EDUCATION is a key factor in providing everyone with the best start in life. The right kind of education can act as a great leveller, giving disadvantaged kids a real opportunity to develop their full talents.

Jersey schools take most of their structure and learning content from the UK. Primary schools do a decent job of teaching the basics but we need to do much better with secondary schools. These are key years where children naturally grow in independence and ambition and are too often stifled by the straitjacket of a set curriculum.

Schools are open for about seven hours a day and about 38 weeks a year. Parents are at work for about nine hours a day and for 46 weeks a year. Schools should be open over a normal working day and terms spread more evenly across the year.

With key literacy and numeracy skills established by the age of 11, children should be offered a wide range of learning options for the first few years of secondary school. Alongside traditional academic subjects, schools should offer creative and practical courses. By the age of 14, the typical student should have mastered a musical instrument, know how to lay bricks or make marmalade and be comfortable speaking another language. Teachers should not be held to a fixed curriculum but have the freedom to pass on their own passions.

Children develop in stops and starts and should not be stuck in year groups but allowed to develop their interests at their own speed. They should be able to choose a set of topics and complete a self-contained course in each one. Wherever possible, children could attend courses at other schools where specialist subjects are available. Much more use should be made of online courses to extend the range of learning opportunities.

This period of development should support children to develop generic skills that can be applied to their future work career. They need to develop the skills of team-working, self-confidence, resilience, decision-making and research.

Having had a chance to develop their interests across many different areas, after three years students should settle down to a more structured timetable at a combined fifth- and sixth-form college, leading to the qualifications that will best suit their skills. Technical and academic subjects should have equal stature and some students should be allowed to move earlier towards apprenticeships, perhaps combining some paid work with ongoing studies from the age of 14 onwards .

Every child is important and every child deserves a chance to find their own passion. Widening our academic system to allow all children to flourish will help to create the innovative and resourceful workforce that will maintain Jersey’s prosperity for the next 50 years.

Education does not stop at 18 and life-long learning should be recognised as essential to upgrading the skill sets of everyone who lives and works in the Island. To ignore adult learning opportunities will inevitably lead to increasing pressures on immigration.

============================================================

Reproduce the part of the Jersey education text that starts with the words "Children develop in" and ends after "of learning opportunities.", keeping every word and punctuation mark unchanged.

============================================================

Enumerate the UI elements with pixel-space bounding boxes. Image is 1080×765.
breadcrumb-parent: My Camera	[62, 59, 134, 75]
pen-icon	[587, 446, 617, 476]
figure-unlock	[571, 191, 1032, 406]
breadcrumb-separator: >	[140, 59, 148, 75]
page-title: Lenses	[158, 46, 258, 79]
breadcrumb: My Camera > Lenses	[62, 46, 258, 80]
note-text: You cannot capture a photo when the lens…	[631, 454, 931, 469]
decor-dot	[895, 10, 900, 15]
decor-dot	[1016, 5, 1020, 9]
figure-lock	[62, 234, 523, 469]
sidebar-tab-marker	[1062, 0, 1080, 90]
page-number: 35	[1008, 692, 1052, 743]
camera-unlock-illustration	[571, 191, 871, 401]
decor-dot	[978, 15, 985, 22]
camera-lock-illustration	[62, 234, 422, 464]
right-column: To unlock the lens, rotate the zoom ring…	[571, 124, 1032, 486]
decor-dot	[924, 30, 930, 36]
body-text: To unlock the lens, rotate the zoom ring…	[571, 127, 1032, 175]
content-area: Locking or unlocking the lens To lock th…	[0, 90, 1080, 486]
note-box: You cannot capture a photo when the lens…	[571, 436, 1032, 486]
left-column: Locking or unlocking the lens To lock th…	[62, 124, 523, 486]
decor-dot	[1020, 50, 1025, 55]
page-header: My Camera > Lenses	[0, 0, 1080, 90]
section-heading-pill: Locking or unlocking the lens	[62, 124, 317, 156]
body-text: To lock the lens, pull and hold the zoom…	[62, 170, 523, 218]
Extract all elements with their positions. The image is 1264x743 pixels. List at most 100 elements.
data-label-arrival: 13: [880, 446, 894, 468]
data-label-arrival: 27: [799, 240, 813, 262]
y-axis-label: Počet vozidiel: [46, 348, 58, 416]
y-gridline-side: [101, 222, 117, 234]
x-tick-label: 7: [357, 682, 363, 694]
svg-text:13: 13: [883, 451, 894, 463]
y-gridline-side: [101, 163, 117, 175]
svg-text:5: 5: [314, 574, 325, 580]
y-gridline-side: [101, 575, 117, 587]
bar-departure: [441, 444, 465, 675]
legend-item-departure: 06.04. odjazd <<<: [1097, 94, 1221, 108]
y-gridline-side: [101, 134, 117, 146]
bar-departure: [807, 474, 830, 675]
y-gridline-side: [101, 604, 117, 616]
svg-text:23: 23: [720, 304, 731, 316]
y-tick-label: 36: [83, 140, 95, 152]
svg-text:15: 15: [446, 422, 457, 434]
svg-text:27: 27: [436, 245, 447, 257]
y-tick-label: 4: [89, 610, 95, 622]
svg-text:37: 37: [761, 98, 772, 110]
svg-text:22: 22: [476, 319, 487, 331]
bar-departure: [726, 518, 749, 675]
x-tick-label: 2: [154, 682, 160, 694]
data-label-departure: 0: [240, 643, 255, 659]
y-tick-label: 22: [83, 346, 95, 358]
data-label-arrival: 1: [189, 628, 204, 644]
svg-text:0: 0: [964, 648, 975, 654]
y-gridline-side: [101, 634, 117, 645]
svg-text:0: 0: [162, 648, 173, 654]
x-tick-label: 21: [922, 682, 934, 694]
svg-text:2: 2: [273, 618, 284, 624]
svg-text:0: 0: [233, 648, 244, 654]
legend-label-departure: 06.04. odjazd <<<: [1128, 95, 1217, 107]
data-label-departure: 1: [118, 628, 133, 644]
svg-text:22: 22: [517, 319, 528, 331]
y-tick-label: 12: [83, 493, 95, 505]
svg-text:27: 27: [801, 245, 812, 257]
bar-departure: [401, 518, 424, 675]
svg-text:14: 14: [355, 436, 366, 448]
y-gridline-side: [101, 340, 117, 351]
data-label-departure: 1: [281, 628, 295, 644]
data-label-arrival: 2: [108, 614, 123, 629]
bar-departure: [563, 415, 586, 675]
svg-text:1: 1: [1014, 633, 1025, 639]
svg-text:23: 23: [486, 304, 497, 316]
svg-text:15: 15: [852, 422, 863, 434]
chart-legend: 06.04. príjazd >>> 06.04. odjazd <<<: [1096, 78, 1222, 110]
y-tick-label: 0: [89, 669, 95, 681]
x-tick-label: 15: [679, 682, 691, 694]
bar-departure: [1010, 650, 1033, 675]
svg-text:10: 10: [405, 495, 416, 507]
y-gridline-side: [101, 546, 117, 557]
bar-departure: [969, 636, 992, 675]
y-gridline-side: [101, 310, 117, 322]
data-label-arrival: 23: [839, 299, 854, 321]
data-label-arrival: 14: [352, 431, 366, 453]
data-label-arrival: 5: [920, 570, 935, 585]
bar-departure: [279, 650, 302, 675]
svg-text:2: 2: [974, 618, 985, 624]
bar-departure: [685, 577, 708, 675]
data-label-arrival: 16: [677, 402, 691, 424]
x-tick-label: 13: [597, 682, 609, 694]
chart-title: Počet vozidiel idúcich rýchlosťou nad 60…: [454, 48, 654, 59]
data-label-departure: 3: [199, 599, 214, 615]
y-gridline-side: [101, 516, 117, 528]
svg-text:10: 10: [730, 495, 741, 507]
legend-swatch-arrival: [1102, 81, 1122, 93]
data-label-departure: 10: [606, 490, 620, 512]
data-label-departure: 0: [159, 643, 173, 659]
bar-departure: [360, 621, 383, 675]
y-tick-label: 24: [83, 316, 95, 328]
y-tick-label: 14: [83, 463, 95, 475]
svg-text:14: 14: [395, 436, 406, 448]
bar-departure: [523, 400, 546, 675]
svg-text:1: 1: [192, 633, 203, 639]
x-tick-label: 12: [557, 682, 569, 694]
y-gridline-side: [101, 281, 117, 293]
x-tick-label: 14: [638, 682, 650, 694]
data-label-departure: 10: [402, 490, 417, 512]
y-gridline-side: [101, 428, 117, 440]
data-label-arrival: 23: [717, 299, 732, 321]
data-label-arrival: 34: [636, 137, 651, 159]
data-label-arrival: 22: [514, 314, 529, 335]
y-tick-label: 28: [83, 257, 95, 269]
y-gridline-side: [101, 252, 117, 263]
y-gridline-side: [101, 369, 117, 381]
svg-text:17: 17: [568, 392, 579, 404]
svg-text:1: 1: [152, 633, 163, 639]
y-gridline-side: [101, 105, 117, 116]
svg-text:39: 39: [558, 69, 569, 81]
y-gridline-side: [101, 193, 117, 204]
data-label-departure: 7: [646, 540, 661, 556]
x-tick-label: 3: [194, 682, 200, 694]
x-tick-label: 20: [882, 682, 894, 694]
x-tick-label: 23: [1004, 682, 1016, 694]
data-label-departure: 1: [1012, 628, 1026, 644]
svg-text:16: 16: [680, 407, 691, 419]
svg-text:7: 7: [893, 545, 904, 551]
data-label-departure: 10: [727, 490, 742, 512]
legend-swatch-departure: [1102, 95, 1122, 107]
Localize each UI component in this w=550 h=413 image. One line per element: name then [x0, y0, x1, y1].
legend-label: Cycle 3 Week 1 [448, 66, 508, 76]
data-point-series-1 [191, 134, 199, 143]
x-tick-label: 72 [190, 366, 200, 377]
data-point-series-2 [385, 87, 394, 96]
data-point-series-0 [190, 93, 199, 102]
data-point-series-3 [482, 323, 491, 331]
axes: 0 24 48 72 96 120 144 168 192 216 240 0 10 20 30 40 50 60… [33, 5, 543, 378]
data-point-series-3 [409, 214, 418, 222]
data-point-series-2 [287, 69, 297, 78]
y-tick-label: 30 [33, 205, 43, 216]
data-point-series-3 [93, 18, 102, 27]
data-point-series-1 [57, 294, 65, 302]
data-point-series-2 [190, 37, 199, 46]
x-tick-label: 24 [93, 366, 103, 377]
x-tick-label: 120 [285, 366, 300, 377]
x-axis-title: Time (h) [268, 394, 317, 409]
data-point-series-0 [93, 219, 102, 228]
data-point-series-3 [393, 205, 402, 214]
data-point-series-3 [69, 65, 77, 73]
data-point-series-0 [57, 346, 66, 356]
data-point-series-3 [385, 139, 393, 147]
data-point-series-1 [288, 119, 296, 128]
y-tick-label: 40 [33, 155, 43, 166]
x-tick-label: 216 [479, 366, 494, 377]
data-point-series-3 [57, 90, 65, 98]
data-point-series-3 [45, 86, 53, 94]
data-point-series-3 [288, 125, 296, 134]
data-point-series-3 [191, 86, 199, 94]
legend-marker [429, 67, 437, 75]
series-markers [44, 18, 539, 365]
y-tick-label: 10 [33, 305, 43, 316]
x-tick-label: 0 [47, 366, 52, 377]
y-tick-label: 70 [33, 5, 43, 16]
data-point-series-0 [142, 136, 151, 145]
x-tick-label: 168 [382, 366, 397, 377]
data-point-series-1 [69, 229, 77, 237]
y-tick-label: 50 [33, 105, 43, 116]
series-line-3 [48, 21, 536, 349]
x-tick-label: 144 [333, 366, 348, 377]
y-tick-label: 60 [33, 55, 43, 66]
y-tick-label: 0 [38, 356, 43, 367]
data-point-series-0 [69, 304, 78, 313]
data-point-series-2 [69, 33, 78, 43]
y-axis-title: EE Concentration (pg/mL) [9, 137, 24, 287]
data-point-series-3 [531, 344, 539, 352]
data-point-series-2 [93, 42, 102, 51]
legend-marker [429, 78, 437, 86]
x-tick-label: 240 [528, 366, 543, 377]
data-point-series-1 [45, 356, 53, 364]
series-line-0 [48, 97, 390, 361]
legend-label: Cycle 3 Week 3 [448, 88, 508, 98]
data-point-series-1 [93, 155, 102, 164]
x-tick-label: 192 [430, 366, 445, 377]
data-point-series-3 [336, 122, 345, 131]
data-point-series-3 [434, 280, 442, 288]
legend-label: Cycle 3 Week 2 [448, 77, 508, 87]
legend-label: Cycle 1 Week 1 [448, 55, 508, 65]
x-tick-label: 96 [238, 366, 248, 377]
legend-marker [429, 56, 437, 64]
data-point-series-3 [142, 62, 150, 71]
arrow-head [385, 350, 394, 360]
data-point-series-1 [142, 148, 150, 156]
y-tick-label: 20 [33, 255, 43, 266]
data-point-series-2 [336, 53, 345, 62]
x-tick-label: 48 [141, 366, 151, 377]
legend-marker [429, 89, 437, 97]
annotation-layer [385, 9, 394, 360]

============================================================

▶ _Written reply_
Children develop in stops and starts and should not be stuck in year groups but allowed to develop their interests at their own speed. They should be able to choose a set of topics and complete a self-contained course in each one. Wherever possible, children could attend courses at other schools where specialist subjects are available. Much more use should be made of online courses to extend the range of learning opportunities.